» Data records
--------------------------------------------------

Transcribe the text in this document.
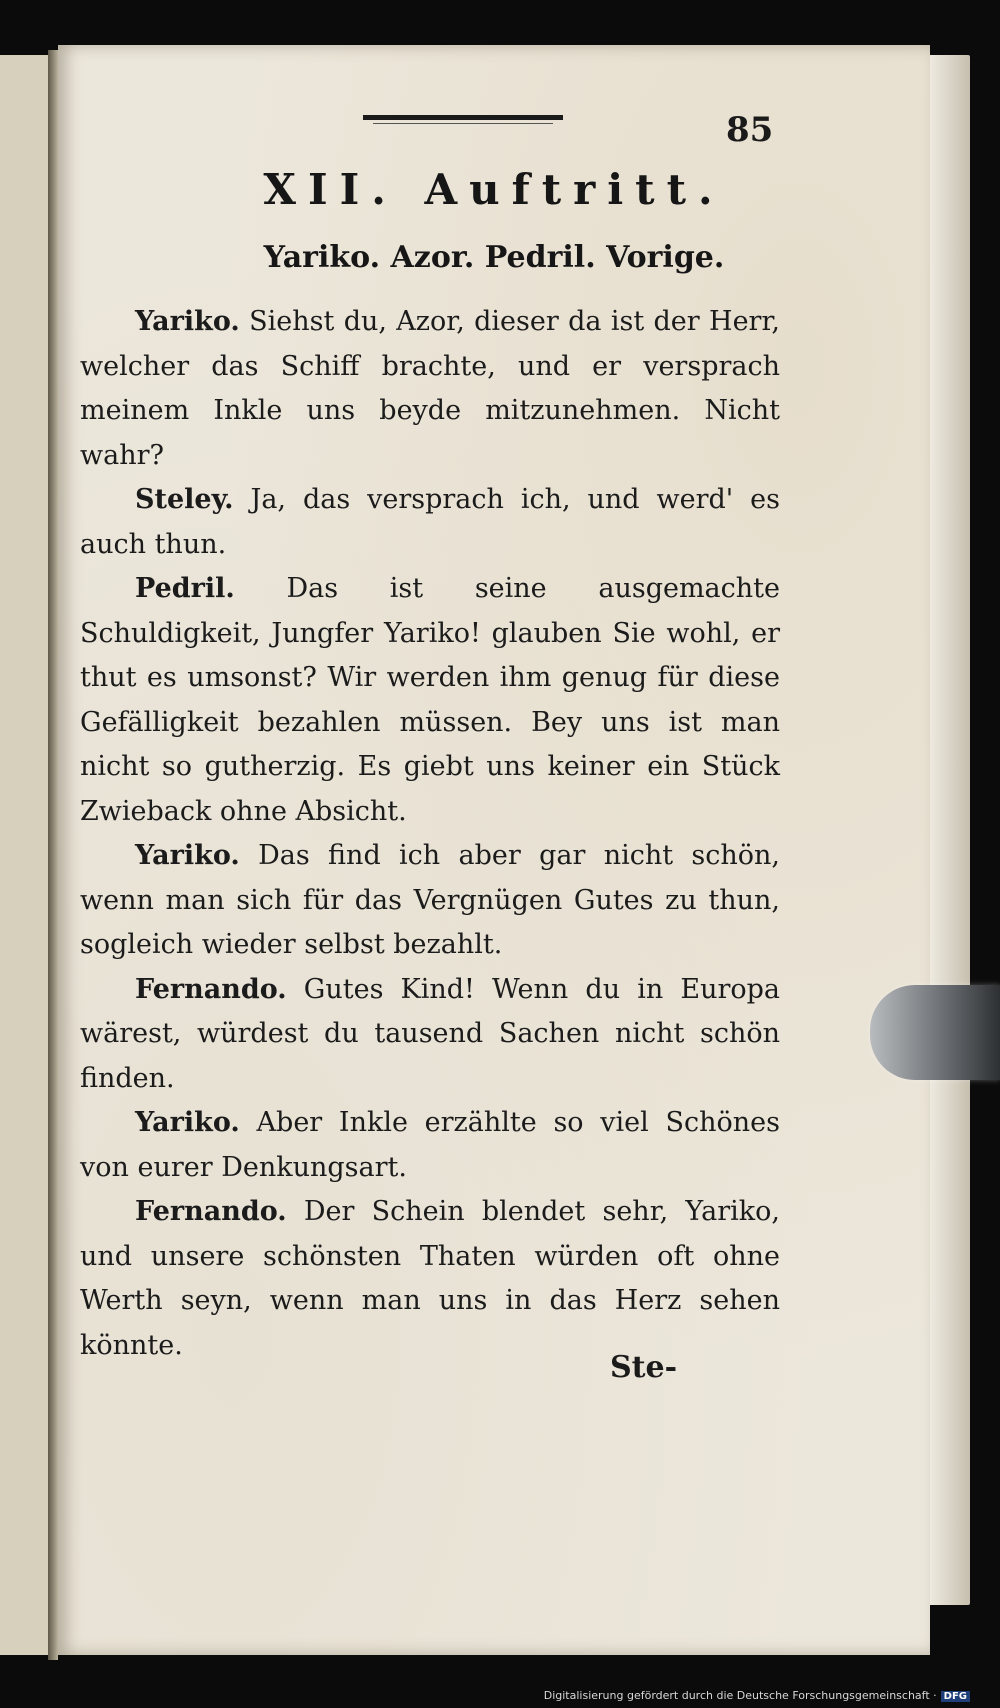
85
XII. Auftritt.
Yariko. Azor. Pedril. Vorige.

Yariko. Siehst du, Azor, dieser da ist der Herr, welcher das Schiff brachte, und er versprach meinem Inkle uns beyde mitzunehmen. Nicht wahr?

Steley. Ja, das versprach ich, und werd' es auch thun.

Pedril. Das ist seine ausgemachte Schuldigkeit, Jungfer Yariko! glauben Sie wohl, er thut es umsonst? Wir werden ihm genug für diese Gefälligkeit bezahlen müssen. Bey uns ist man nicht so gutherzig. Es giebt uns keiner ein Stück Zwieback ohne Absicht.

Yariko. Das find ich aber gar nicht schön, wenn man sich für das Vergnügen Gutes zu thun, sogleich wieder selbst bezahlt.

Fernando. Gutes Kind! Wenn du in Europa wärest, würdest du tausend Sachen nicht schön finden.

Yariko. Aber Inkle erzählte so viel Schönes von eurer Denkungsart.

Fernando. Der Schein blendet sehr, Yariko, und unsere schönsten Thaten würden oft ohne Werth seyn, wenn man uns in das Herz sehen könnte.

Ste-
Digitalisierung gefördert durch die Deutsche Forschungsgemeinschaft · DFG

--------------------------------------------------

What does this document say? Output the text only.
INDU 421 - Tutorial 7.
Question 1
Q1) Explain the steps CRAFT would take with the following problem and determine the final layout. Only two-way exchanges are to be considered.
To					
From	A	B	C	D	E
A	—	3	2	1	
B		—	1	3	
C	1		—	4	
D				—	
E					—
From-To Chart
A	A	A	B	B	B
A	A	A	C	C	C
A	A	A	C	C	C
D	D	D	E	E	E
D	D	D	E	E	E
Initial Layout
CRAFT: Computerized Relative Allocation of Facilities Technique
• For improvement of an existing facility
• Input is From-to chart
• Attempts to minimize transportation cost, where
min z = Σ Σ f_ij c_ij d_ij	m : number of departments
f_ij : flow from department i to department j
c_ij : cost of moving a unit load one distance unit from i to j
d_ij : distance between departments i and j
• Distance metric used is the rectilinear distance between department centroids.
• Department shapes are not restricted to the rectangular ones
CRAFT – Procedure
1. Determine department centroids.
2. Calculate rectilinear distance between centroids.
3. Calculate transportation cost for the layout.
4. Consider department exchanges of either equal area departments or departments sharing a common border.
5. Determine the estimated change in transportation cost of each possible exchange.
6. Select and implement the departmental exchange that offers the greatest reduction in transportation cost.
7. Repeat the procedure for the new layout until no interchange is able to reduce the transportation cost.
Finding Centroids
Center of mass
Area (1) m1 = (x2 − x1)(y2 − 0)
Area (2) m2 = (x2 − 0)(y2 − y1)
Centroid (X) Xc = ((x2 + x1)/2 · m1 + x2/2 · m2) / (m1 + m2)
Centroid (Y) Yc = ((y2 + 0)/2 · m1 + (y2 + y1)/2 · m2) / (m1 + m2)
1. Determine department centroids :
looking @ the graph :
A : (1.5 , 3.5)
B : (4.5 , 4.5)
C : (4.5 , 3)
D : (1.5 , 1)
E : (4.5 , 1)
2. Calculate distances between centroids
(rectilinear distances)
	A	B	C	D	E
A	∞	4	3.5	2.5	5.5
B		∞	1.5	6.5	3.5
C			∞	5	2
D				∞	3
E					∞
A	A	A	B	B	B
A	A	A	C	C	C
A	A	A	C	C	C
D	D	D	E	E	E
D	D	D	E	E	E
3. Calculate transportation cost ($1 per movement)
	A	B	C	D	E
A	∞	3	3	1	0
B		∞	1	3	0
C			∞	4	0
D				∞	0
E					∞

--------------------------------------------------

» PROBLEM
Which lines above hold the word "Yariko"? Copy each of them.

» COMPLETE OUTPUT
Yariko. Azor. Pedril. Vorige.
Yariko. Siehst du, Azor, dieser da ist der Herr, welcher das Schiff brachte, und er versprach meinem Inkle uns beyde mitzunehmen. Nicht wahr?
Pedril. Das ist seine ausgemachte Schuldigkeit, Jungfer Yariko! glauben Sie wohl, er thut es umsonst? Wir werden ihm genug für diese Gefälligkeit bezahlen müssen. Bey uns ist man nicht so gutherzig. Es giebt uns keiner ein Stück Zwieback ohne Absicht.
Yariko. Das find ich aber gar nicht schön, wenn man sich für das Vergnügen Gutes zu thun, sogleich wieder selbst bezahlt.
Yariko. Aber Inkle erzählte so viel Schönes von eurer Denkungsart.
Fernando. Der Schein blendet sehr, Yariko, und unsere schönsten Thaten würden oft ohne Werth seyn, wenn man uns in das Herz sehen könnte.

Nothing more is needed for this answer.